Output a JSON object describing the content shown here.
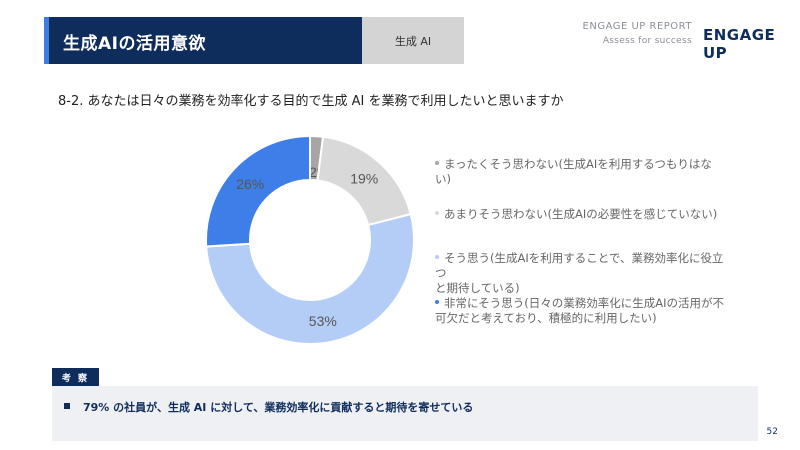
{
  "header": {
    "title": "生成AIの活用意欲",
    "tab_label": "生成 AI",
    "report_label": "ENGAGE UP REPORT",
    "report_sub": "Assess for success",
    "logo_text": "ENGAGE UP"
  },
  "question": "8-2.   あなたは日々の業務を効率化する目的で生成 AI を業務で利用したいと思いますか",
  "chart_data": {
    "type": "pie",
    "donut": true,
    "title": "",
    "series": [
      {
        "name": "まったくそう思わない(生成AIを利用するつもりはない)",
        "value": 2,
        "label": "2%",
        "color": "#a6a6a6"
      },
      {
        "name": "あまりそう思わない(生成AIの必要性を感じていない)",
        "value": 19,
        "label": "19%",
        "color": "#d9d9d9"
      },
      {
        "name": "そう思う(生成AIを利用することで、業務効率化に役立つと期待している)",
        "value": 53,
        "label": "53%",
        "color": "#b4cdf7"
      },
      {
        "name": "非常にそう思う(日々の業務効率化に生成AIの活用が不可欠だと考えており、積極的に利用したい)",
        "value": 26,
        "label": "26%",
        "color": "#3d7ee8"
      }
    ]
  },
  "legend": [
    {
      "line1": "まったくそう思わない(生成AIを利用するつもりはない)",
      "line2": ""
    },
    {
      "line1": "あまりそう思わない(生成AIの必要性を感じていない)",
      "line2": ""
    },
    {
      "line1": "そう思う(生成AIを利用することで、業務効率化に役立つ",
      "line2": "と期待している)"
    },
    {
      "line1": "非常にそう思う(日々の業務効率化に生成AIの活用が不",
      "line2": "可欠だと考えており、積極的に利用したい)"
    }
  ],
  "insight": {
    "tag": "考 察",
    "text": "79% の社員が、生成 AI に対して、業務効率化に貢献すると期待を寄せている"
  },
  "page_number": "52"
}
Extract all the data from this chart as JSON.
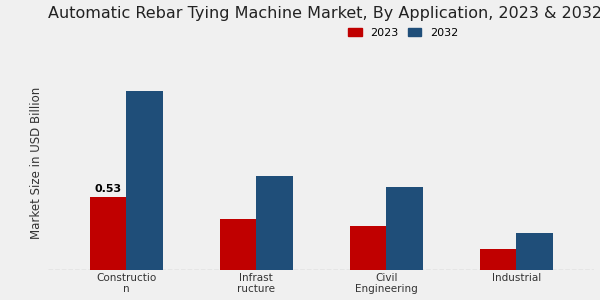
{
  "title": "Automatic Rebar Tying Machine Market, By Application, 2023 & 2032",
  "ylabel": "Market Size in USD Billion",
  "categories": [
    "Constructio\nn",
    "Infrast\nructure",
    "Civil\nEngineering",
    "Industrial"
  ],
  "values_2023": [
    0.53,
    0.37,
    0.32,
    0.15
  ],
  "values_2032": [
    1.3,
    0.68,
    0.6,
    0.27
  ],
  "color_2023": "#c00000",
  "color_2032": "#1f4e79",
  "annotation_text": "0.53",
  "annotation_bar": 0,
  "bar_width": 0.28,
  "ylim": [
    0,
    1.55
  ],
  "legend_labels": [
    "2023",
    "2032"
  ],
  "title_fontsize": 11.5,
  "ylabel_fontsize": 8.5,
  "tick_fontsize": 7.5,
  "legend_fontsize": 8
}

----

Without the pictures, write out every entry precisely as it appears.

Output a JSON object describing the content shown here.
{
  "header": {
    "title": "生成AIの活用意欲",
    "tab_label": "生成 AI",
    "report_label": "ENGAGE UP REPORT",
    "report_sub": "Assess for success",
    "logo_text": "ENGAGE UP"
  },
  "question": "8-2.   あなたは日々の業務を効率化する目的で生成 AI を業務で利用したいと思いますか",
  "chart_data": {
    "type": "pie",
    "donut": true,
    "title": "",
    "series": [
      {
        "name": "まったくそう思わない(生成AIを利用するつもりはない)",
        "value": 2,
        "label": "2%",
        "color": "#a6a6a6"
      },
      {
        "name": "あまりそう思わない(生成AIの必要性を感じていない)",
        "value": 19,
        "label": "19%",
        "color": "#d9d9d9"
      },
      {
        "name": "そう思う(生成AIを利用することで、業務効率化に役立つと期待している)",
        "value": 53,
        "label": "53%",
        "color": "#b4cdf7"
      },
      {
        "name": "非常にそう思う(日々の業務効率化に生成AIの活用が不可欠だと考えており、積極的に利用したい)",
        "value": 26,
        "label": "26%",
        "color": "#3d7ee8"
      }
    ]
  },
  "legend": [
    {
      "line1": "まったくそう思わない(生成AIを利用するつもりはない)",
      "line2": ""
    },
    {
      "line1": "あまりそう思わない(生成AIの必要性を感じていない)",
      "line2": ""
    },
    {
      "line1": "そう思う(生成AIを利用することで、業務効率化に役立つ",
      "line2": "と期待している)"
    },
    {
      "line1": "非常にそう思う(日々の業務効率化に生成AIの活用が不",
      "line2": "可欠だと考えており、積極的に利用したい)"
    }
  ],
  "insight": {
    "tag": "考 察",
    "text": "79% の社員が、生成 AI に対して、業務効率化に貢献すると期待を寄せている"
  },
  "page_number": "52"
}
Extract all the data from this chart as JSON.
{
  "title": "Automatic Rebar Tying Machine Market, By Application, 2023 & 2032",
  "ylabel": "Market Size in USD Billion",
  "categories": [
    "Constructio\nn",
    "Infrast\nructure",
    "Civil\nEngineering",
    "Industrial"
  ],
  "values_2023": [
    0.53,
    0.37,
    0.32,
    0.15
  ],
  "values_2032": [
    1.3,
    0.68,
    0.6,
    0.27
  ],
  "color_2023": "#c00000",
  "color_2032": "#1f4e79",
  "annotation_text": "0.53",
  "annotation_bar": 0,
  "bar_width": 0.28,
  "ylim": [
    0,
    1.55
  ],
  "legend_labels": [
    "2023",
    "2032"
  ],
  "title_fontsize": 11.5,
  "ylabel_fontsize": 8.5,
  "tick_fontsize": 7.5,
  "legend_fontsize": 8
}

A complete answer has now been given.